Locate every line in the records below that holds the word "考查形容词词义辨析" and return each one.
── Data for processing ──
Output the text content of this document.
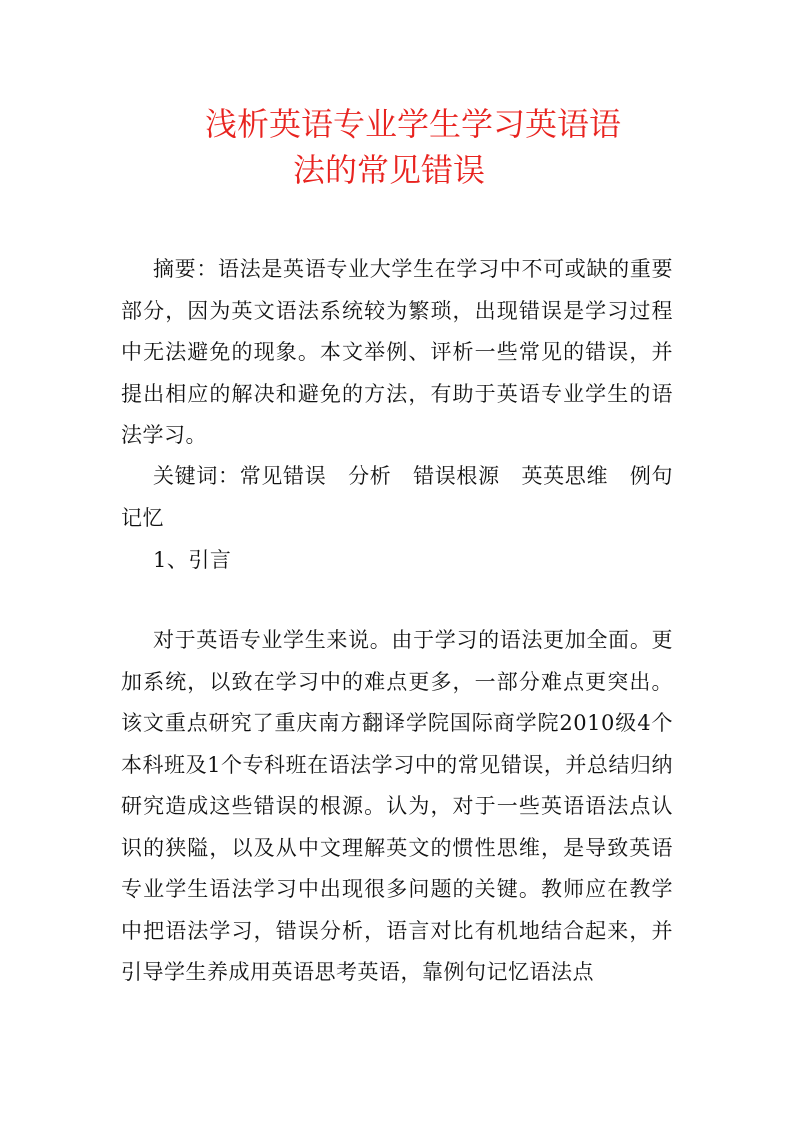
浅析英语专业学生学习英语语
法的常见错误
摘要：语法是英语专业大学生在学习中不可或缺的重要部分，因为英文语法系统较为繁琐，出现错误是学习过程中无法避免的现象。本文举例、评析一些常见的错误，并提出相应的解决和避免的方法，有助于英语专业学生的语法学习。
关键词：常见错误　分析　错误根源　英英思维　例句记忆
1、引言
对于英语专业学生来说。由于学习的语法更加全面。更加系统，以致在学习中的难点更多，一部分难点更突出。该文重点研究了重庆南方翻译学院国际商学院2010级4个本科班及1个专科班在语法学习中的常见错误，并总结归纳研究造成这些错误的根源。认为，对于一些英语语法点认识的狭隘，以及从中文理解英文的惯性思维，是导致英语专业学生语法学习中出现很多问题的关键。教师应在教学中把语法学习，错误分析，语言对比有机地结合起来，并引导学生养成用英语思考英语，靠例句记忆语法点
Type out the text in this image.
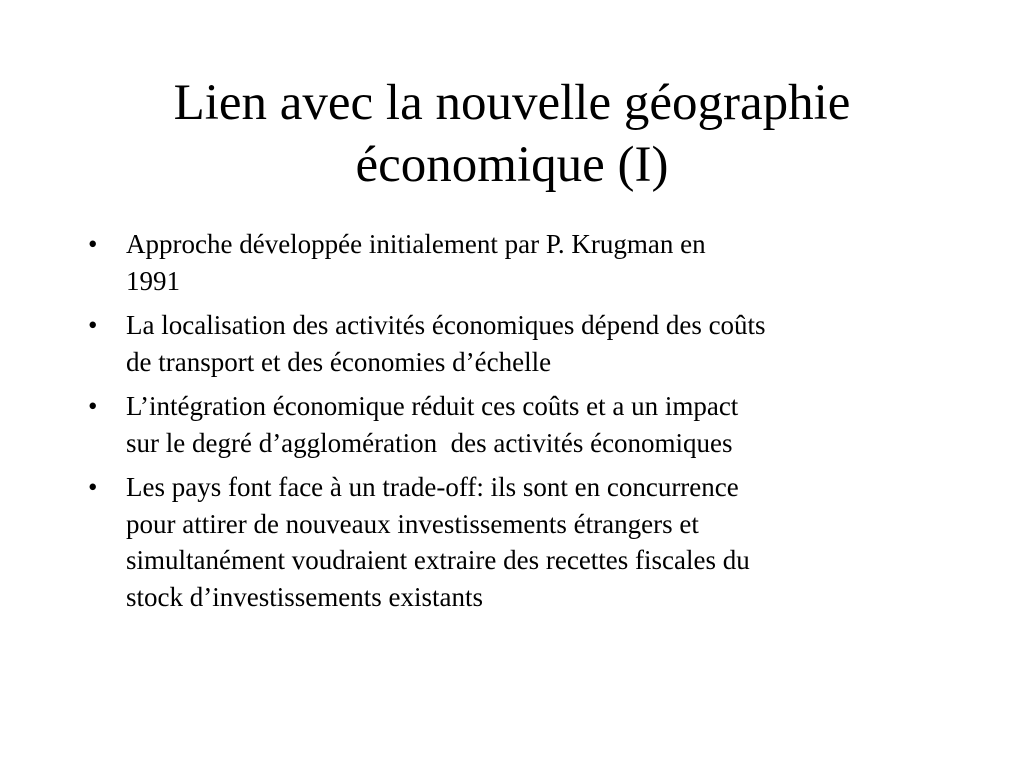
Lien avec la nouvelle géographie
économique (I)
• Approche développée initialement par P. Krugman en
1991
• La localisation des activités économiques dépend des coûts
de transport et des économies d’échelle
• L’intégration économique réduit ces coûts et a un impact
sur le degré d’agglomération  des activités économiques
• Les pays font face à un trade-off: ils sont en concurrence
pour attirer de nouveaux investissements étrangers et
simultanément voudraient extraire des recettes fiscales du
stock d’investissements existants
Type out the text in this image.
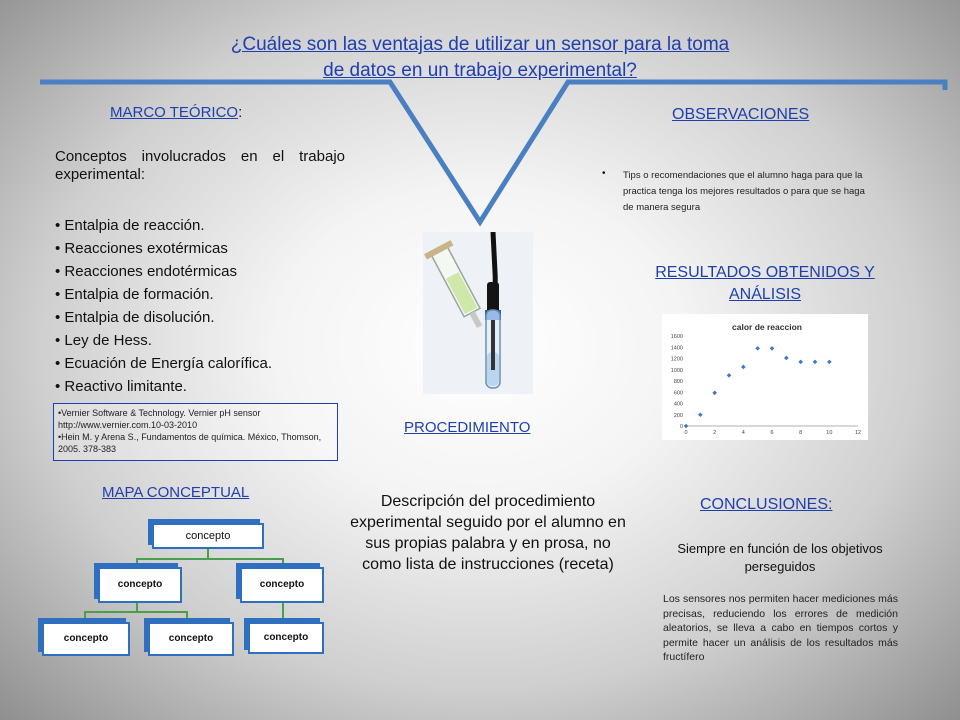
¿Cuáles son las ventajas de utilizar un sensor para la toma de datos en un trabajo experimental?
MARCO TEÓRICO:
Conceptos involucrados en el trabajo experimental:
• Entalpia de reacción.
• Reacciones exotérmicas
• Reacciones endotérmicas
• Entalpia de formación.
• Entalpia de disolución.
• Ley de Hess.
• Ecuación de Energía calorífica.
• Reactivo limitante.
• Vernier Software & Technology. Vernier pH sensor http://www.vernier.com.10-03-2010
• Hein M. y Arena S., Fundamentos de química. México, Thomson, 2005. 378-383
MAPA CONCEPTUAL
concepto
concepto	concepto
concepto	concepto	concepto
PROCEDIMIENTO
Descripción del procedimiento experimental seguido por el alumno en sus propias palabra y en prosa, no como lista de instrucciones (receta)
OBSERVACIONES
• Tips o recomendaciones que el alumno haga para que la practica tenga los mejores resultados o para que se haga de manera segura
RESULTADOS OBTENIDOS Y ANÁLISIS
calor de reaccion
0
200
400
600
800
1000
1200
1400
1600
0	2	4	6	8	10	12
CONCLUSIONES:
Siempre en función de los objetivos perseguidos
Los sensores nos permiten hacer mediciones más precisas, reduciendo los errores de medición aleatorios, se lleva a cabo en tiempos cortos y permite hacer un análisis de los resultados más fructífero
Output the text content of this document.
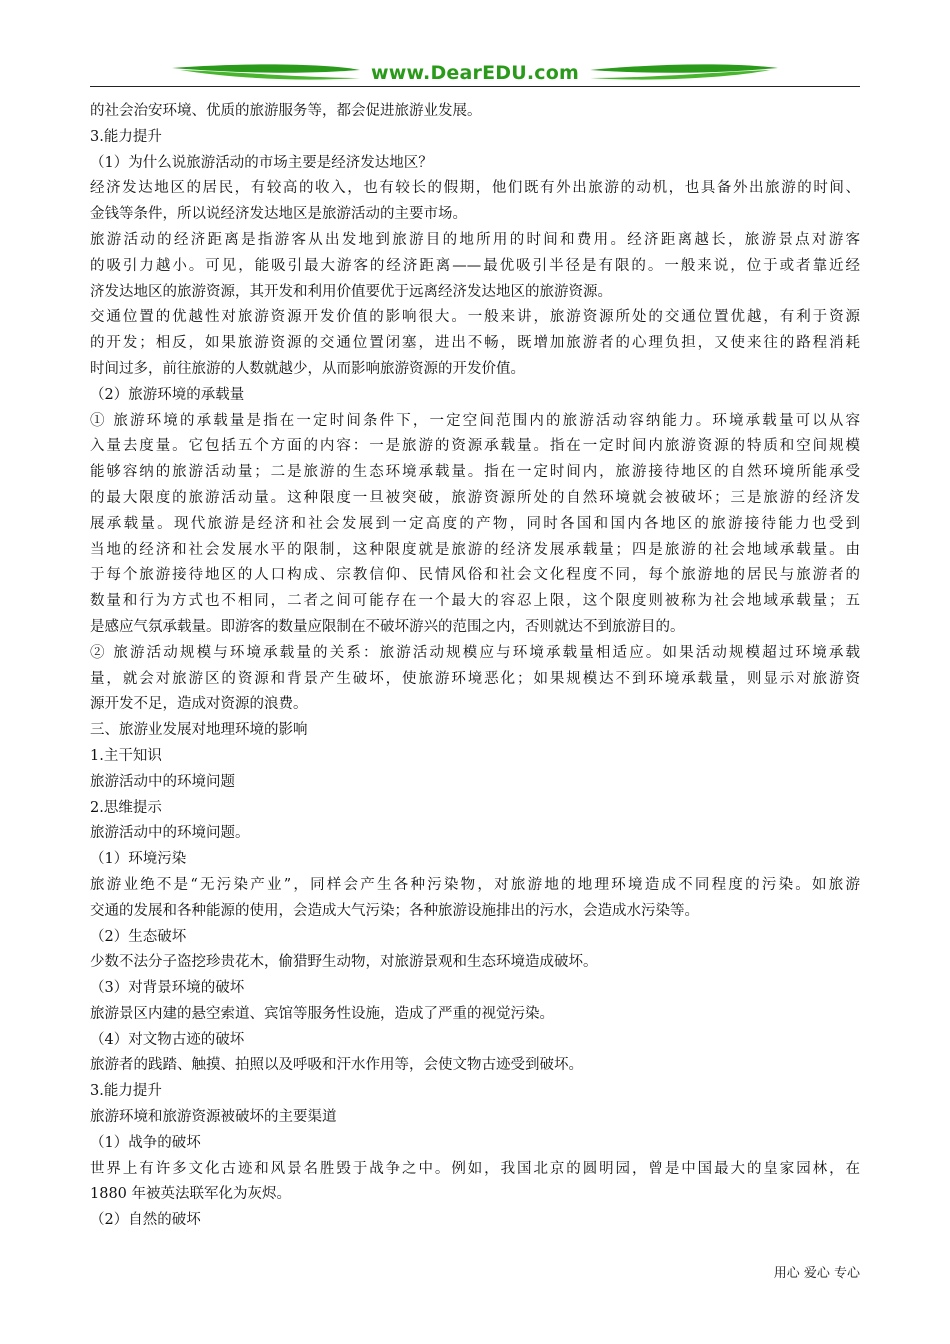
www.DearEDU.com
的社会治安环境、优质的旅游服务等，都会促进旅游业发展。
3.能力提升
（1）为什么说旅游活动的市场主要是经济发达地区？
经济发达地区的居民，有较高的收入，也有较长的假期，他们既有外出旅游的动机，也具备外出旅游的时间、
金钱等条件，所以说经济发达地区是旅游活动的主要市场。
旅游活动的经济距离是指游客从出发地到旅游目的地所用的时间和费用。经济距离越长，旅游景点对游客
的吸引力越小。可见，能吸引最大游客的经济距离——最优吸引半径是有限的。一般来说，位于或者靠近经
济发达地区的旅游资源，其开发和利用价值要优于远离经济发达地区的旅游资源。
交通位置的优越性对旅游资源开发价值的影响很大。一般来讲，旅游资源所处的交通位置优越，有利于资源
的开发；相反，如果旅游资源的交通位置闭塞，进出不畅，既增加旅游者的心理负担，又使来往的路程消耗
时间过多，前往旅游的人数就越少，从而影响旅游资源的开发价值。
（2）旅游环境的承载量
① 旅游环境的承载量是指在一定时间条件下，一定空间范围内的旅游活动容纳能力。环境承载量可以从容
入量去度量。它包括五个方面的内容：一是旅游的资源承载量。指在一定时间内旅游资源的特质和空间规模
能够容纳的旅游活动量；二是旅游的生态环境承载量。指在一定时间内，旅游接待地区的自然环境所能承受
的最大限度的旅游活动量。这种限度一旦被突破，旅游资源所处的自然环境就会被破坏；三是旅游的经济发
展承载量。现代旅游是经济和社会发展到一定高度的产物，同时各国和国内各地区的旅游接待能力也受到
当地的经济和社会发展水平的限制，这种限度就是旅游的经济发展承载量；四是旅游的社会地域承载量。由
于每个旅游接待地区的人口构成、宗教信仰、民情风俗和社会文化程度不同，每个旅游地的居民与旅游者的
数量和行为方式也不相同，二者之间可能存在一个最大的容忍上限，这个限度则被称为社会地域承载量；五
是感应气氛承载量。即游客的数量应限制在不破坏游兴的范围之内，否则就达不到旅游目的。
② 旅游活动规模与环境承载量的关系：旅游活动规模应与环境承载量相适应。如果活动规模超过环境承载
量，就会对旅游区的资源和背景产生破坏，使旅游环境恶化；如果规模达不到环境承载量，则显示对旅游资
源开发不足，造成对资源的浪费。
三、旅游业发展对地理环境的影响
1.主干知识
旅游活动中的环境问题
2.思维提示
旅游活动中的环境问题。
（1）环境污染
旅游业绝不是“无污染产业”，同样会产生各种污染物，对旅游地的地理环境造成不同程度的污染。如旅游
交通的发展和各种能源的使用，会造成大气污染；各种旅游设施排出的污水，会造成水污染等。
（2）生态破坏
少数不法分子盗挖珍贵花木，偷猎野生动物，对旅游景观和生态环境造成破坏。
（3）对背景环境的破坏
旅游景区内建的悬空索道、宾馆等服务性设施，造成了严重的视觉污染。
（4）对文物古迹的破坏
旅游者的践踏、触摸、拍照以及呼吸和汗水作用等，会使文物古迹受到破坏。
3.能力提升
旅游环境和旅游资源被破坏的主要渠道
（1）战争的破坏
世界上有许多文化古迹和风景名胜毁于战争之中。例如，我国北京的圆明园，曾是中国最大的皇家园林，在
1880 年被英法联军化为灰烬。
（2）自然的破坏
用心 爱心 专心
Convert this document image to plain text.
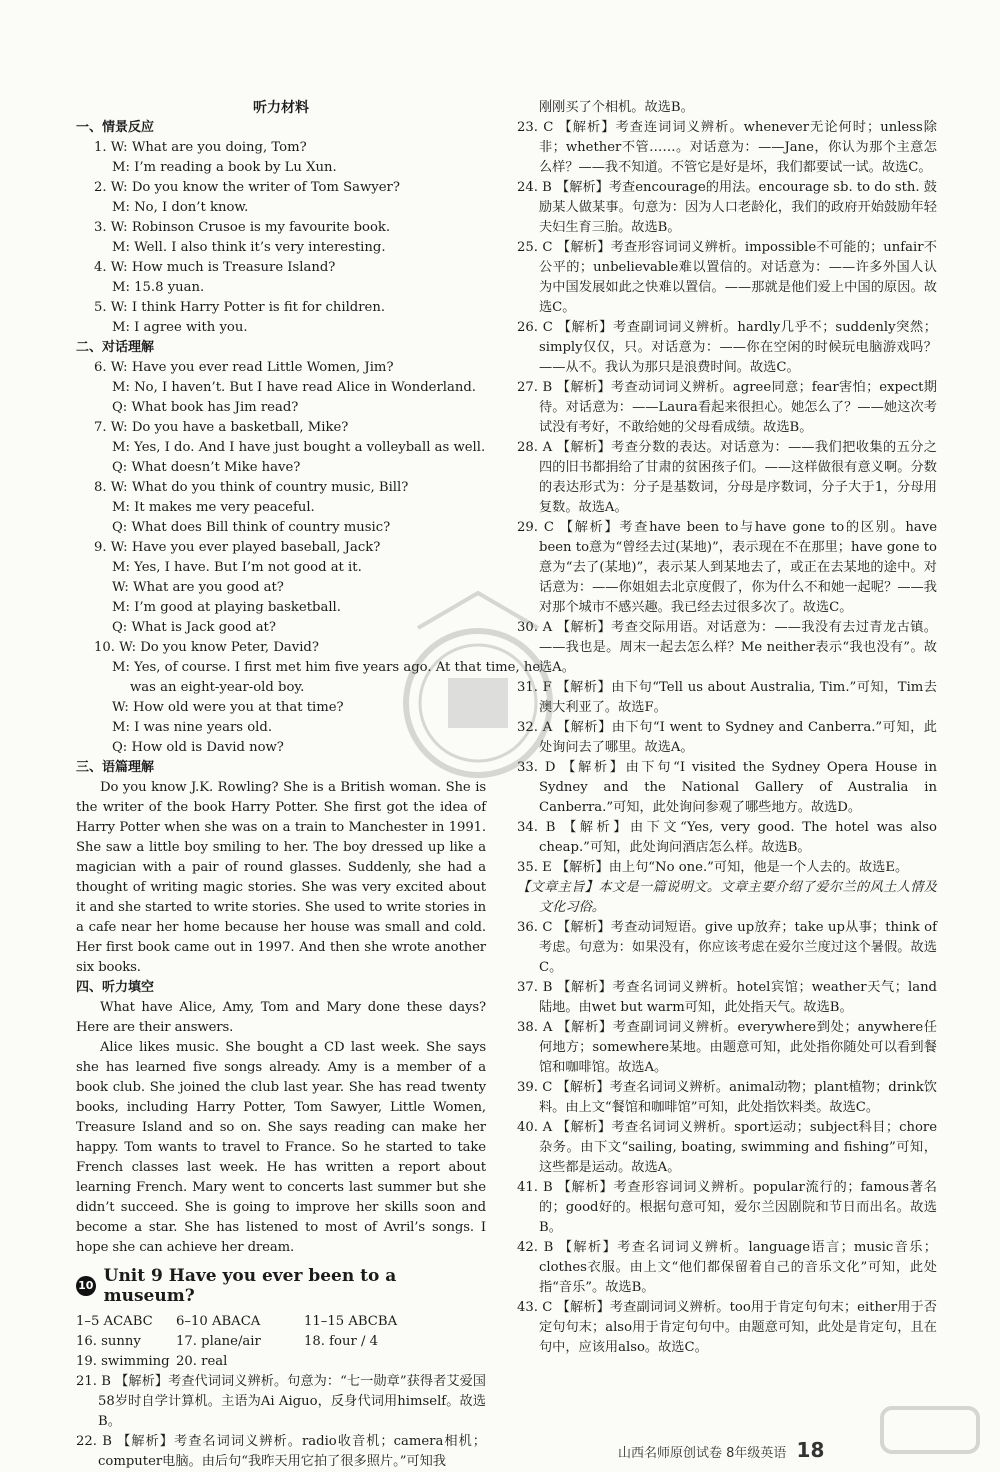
听力材料
一、情景反应
1. W: What are you doing, Tom?
M: I’m reading a book by Lu Xun.
2. W: Do you know the writer of Tom Sawyer?
M: No, I don’t know.
3. W: Robinson Crusoe is my favourite book.
M: Well. I also think it’s very interesting.
4. W: How much is Treasure Island?
M: 15.8 yuan.
5. W: I think Harry Potter is fit for children.
M: I agree with you.
二、对话理解
6. W: Have you ever read Little Women, Jim?
M: No, I haven’t. But I have read Alice in Wonderland.
Q: What book has Jim read?
7. W: Do you have a basketball, Mike?
M: Yes, I do. And I have just bought a volleyball as well.
Q: What doesn’t Mike have?
8. W: What do you think of country music, Bill?
M: It makes me very peaceful.
Q: What does Bill think of country music?
9. W: Have you ever played baseball, Jack?
M: Yes, I have. But I’m not good at it.
W: What are you good at?
M: I’m good at playing basketball.
Q: What is Jack good at?
10. W: Do you know Peter, David?
M: Yes, of course. I first met him five years ago. At that time, he
was an eight-year-old boy.
W: How old were you at that time?
M: I was nine years old.
Q: How old is David now?
三、语篇理解
Do you know J.K. Rowling? She is a British woman. She is the writer of the book Harry Potter. She first got the idea of Harry Potter when she was on a train to Manchester in 1991. She saw a little boy smiling to her. The boy dressed up like a magician with a pair of round glasses. Suddenly, she had a thought of writing magic stories. She was very excited about it and she started to write stories. She used to write stories in a cafe near her home because her house was small and cold. Her first book came out in 1997. And then she wrote another six books.
四、听力填空
What have Alice, Amy, Tom and Mary done these days? Here are their answers.
Alice likes music. She bought a CD last week. She says she has learned five songs already. Amy is a member of a book club. She joined the club last year. She has read twenty books, including Harry Potter, Tom Sawyer, Little Women, Treasure Island and so on. She says reading can make her happy. Tom wants to travel to France. So he started to take French classes last week. He has written a report about learning French. Mary went to concerts last summer but she didn’t succeed. She is going to improve her skills soon and become a star. She has listened to most of Avril’s songs. I hope she can achieve her dream.
10 Unit 9 Have you ever been to a museum?
1–5 ACABC	6–10 ABACA	11–15 ABCBA
16. sunny	17. plane/air	18. four / 4
19. swimming 20. real
21. B 【解析】考查代词词义辨析。句意为：“七一勋章”获得者艾爱国58岁时自学计算机。主语为Ai Aiguo，反身代词用himself。故选B。
22. B 【解析】考查名词词义辨析。radio收音机；camera相机；computer电脑。由后句“我昨天用它拍了很多照片。”可知我
刚刚买了个相机。故选B。
23. C 【解析】考查连词词义辨析。whenever无论何时；unless除非；whether不管……。对话意为：——Jane，你认为那个主意怎么样？——我不知道。不管它是好是坏，我们都要试一试。故选C。
24. B 【解析】考查encourage的用法。encourage sb. to do sth. 鼓励某人做某事。句意为：因为人口老龄化，我们的政府开始鼓励年轻夫妇生育三胎。故选B。
25. C 【解析】考查形容词词义辨析。impossible不可能的；unfair不公平的；unbelievable难以置信的。对话意为：——许多外国人认为中国发展如此之快难以置信。——那就是他们爱上中国的原因。故选C。
26. C 【解析】考查副词词义辨析。hardly几乎不；suddenly突然；simply仅仅，只。对话意为：——你在空闲的时候玩电脑游戏吗？——从不。我认为那只是浪费时间。故选C。
27. B 【解析】考查动词词义辨析。agree同意；fear害怕；expect期待。对话意为：——Laura看起来很担心。她怎么了？——她这次考试没有考好，不敢给她的父母看成绩。故选B。
28. A 【解析】考查分数的表达。对话意为：——我们把收集的五分之四的旧书都捐给了甘肃的贫困孩子们。——这样做很有意义啊。分数的表达形式为：分子是基数词，分母是序数词，分子大于1，分母用复数。故选A。
29. C 【解析】考查have been to与have gone to的区别。have been to意为“曾经去过(某地)”，表示现在不在那里；have gone to意为“去了(某地)”，表示某人到某地去了，或正在去某地的途中。对话意为：——你姐姐去北京度假了，你为什么不和她一起呢？——我对那个城市不感兴趣。我已经去过很多次了。故选C。
30. A 【解析】考查交际用语。对话意为：——我没有去过青龙古镇。——我也是。周末一起去怎么样？Me neither表示“我也没有”。故选A。
31. F 【解析】由下句“Tell us about Australia, Tim.”可知，Tim去澳大利亚了。故选F。
32. A 【解析】由下句“I went to Sydney and Canberra.”可知，此处询问去了哪里。故选A。
33. D 【解析】由下句“I visited the Sydney Opera House in Sydney and the National Gallery of Australia in Canberra.”可知，此处询问参观了哪些地方。故选D。
34. B 【解析】由下文“Yes, very good. The hotel was also cheap.”可知，此处询问酒店怎么样。故选B。
35. E 【解析】由上句“No one.”可知，他是一个人去的。故选E。
【文章主旨】本文是一篇说明文。文章主要介绍了爱尔兰的风土人情及文化习俗。
36. C 【解析】考查动词短语。give up放弃；take up从事；think of考虑。句意为：如果没有，你应该考虑在爱尔兰度过这个暑假。故选C。
37. B 【解析】考查名词词义辨析。hotel宾馆；weather天气；land陆地。由wet but warm可知，此处指天气。故选B。
38. A 【解析】考查副词词义辨析。everywhere到处；anywhere任何地方；somewhere某地。由题意可知，此处指你随处可以看到餐馆和咖啡馆。故选A。
39. C 【解析】考查名词词义辨析。animal动物；plant植物；drink饮料。由上文“餐馆和咖啡馆”可知，此处指饮料类。故选C。
40. A 【解析】考查名词词义辨析。sport运动；subject科目；chore杂务。由下文“sailing, boating, swimming and fishing”可知，这些都是运动。故选A。
41. B 【解析】考查形容词词义辨析。popular流行的；famous著名的；good好的。根据句意可知，爱尔兰因剧院和节日而出名。故选B。
42. B 【解析】考查名词词义辨析。language语言；music音乐；clothes衣服。由上文“他们都保留着自己的音乐文化”可知，此处指“音乐”。故选B。
43. C 【解析】考查副词词义辨析。too用于肯定句句末；either用于否定句句末；also用于肯定句句中。由题意可知，此处是肯定句，且在句中，应该用also。故选C。
山西名师原创试卷 8年级英语 18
───
*Answer to this exercise*.
25. C 【解析】考查形容词词义辨析。impossible不可能的；unfair不公平的；unbelievable难以置信的。对话意为：——许多外国人认为中国发展如此之快难以置信。——那就是他们爱上中国的原因。故选C。
41. B 【解析】考查形容词词义辨析。popular流行的；famous著名的；good好的。根据句意可知，爱尔兰因剧院和节日而出名。故选B。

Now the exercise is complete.